- [Instructions to follow]
Repeat the material exactly, leaving nothing out.

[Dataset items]
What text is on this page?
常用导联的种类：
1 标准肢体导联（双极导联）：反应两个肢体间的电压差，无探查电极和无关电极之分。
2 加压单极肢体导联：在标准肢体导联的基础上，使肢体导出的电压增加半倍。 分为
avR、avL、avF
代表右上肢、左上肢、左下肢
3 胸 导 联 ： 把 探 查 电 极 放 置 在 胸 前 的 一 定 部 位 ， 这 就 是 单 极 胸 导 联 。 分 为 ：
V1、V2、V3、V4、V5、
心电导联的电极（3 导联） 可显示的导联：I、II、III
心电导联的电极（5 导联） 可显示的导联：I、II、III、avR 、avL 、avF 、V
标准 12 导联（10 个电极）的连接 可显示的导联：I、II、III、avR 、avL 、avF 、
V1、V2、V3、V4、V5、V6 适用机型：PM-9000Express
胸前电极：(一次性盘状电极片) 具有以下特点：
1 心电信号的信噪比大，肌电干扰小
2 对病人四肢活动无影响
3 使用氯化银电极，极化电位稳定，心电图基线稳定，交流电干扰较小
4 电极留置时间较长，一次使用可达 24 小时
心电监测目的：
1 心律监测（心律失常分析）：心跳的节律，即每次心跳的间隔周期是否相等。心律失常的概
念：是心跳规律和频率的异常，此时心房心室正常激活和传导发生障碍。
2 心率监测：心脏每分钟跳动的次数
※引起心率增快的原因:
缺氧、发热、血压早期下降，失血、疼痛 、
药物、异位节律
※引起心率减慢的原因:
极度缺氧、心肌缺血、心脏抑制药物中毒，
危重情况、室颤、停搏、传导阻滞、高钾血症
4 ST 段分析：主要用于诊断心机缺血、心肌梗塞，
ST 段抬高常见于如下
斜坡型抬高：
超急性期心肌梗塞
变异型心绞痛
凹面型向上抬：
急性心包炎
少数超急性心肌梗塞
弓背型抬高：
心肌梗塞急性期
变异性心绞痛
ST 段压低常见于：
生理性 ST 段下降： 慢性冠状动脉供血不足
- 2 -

- [Answer for the task]
What text is on this page?
常用导联的种类：
1 标准肢体导联（双极导联）：反应两个肢体间的电压差，无探查电极和无关电极之分。
2 加压单极肢体导联：在标准肢体导联的基础上，使肢体导出的电压增加半倍。 分为
avR、avL、avF
代表右上肢、左上肢、左下肢
3 胸 导 联 ： 把 探 查 电 极 放 置 在 胸 前 的 一 定 部 位 ， 这 就 是 单 极 胸 导 联 。 分 为 ：
V1、V2、V3、V4、V5、
心电导联的电极（3 导联） 可显示的导联：I、II、III
心电导联的电极（5 导联） 可显示的导联：I、II、III、avR 、avL 、avF 、V
标准 12 导联（10 个电极）的连接 可显示的导联：I、II、III、avR 、avL 、avF 、
V1、V2、V3、V4、V5、V6 适用机型：PM-9000Express
胸前电极：(一次性盘状电极片) 具有以下特点：
1 心电信号的信噪比大，肌电干扰小
2 对病人四肢活动无影响
3 使用氯化银电极，极化电位稳定，心电图基线稳定，交流电干扰较小
4 电极留置时间较长，一次使用可达 24 小时
心电监测目的：
1 心律监测（心律失常分析）：心跳的节律，即每次心跳的间隔周期是否相等。心律失常的概
念：是心跳规律和频率的异常，此时心房心室正常激活和传导发生障碍。
2 心率监测：心脏每分钟跳动的次数
※引起心率增快的原因:
缺氧、发热、血压早期下降，失血、疼痛 、
药物、异位节律
※引起心率减慢的原因:
极度缺氧、心肌缺血、心脏抑制药物中毒，
危重情况、室颤、停搏、传导阻滞、高钾血症
4 ST 段分析：主要用于诊断心机缺血、心肌梗塞，
ST 段抬高常见于如下
斜坡型抬高：
超急性期心肌梗塞
变异型心绞痛
凹面型向上抬：
急性心包炎
少数超急性心肌梗塞
弓背型抬高：
心肌梗塞急性期
变异性心绞痛
ST 段压低常见于：
生理性 ST 段下降： 慢性冠状动脉供血不足
- 2 -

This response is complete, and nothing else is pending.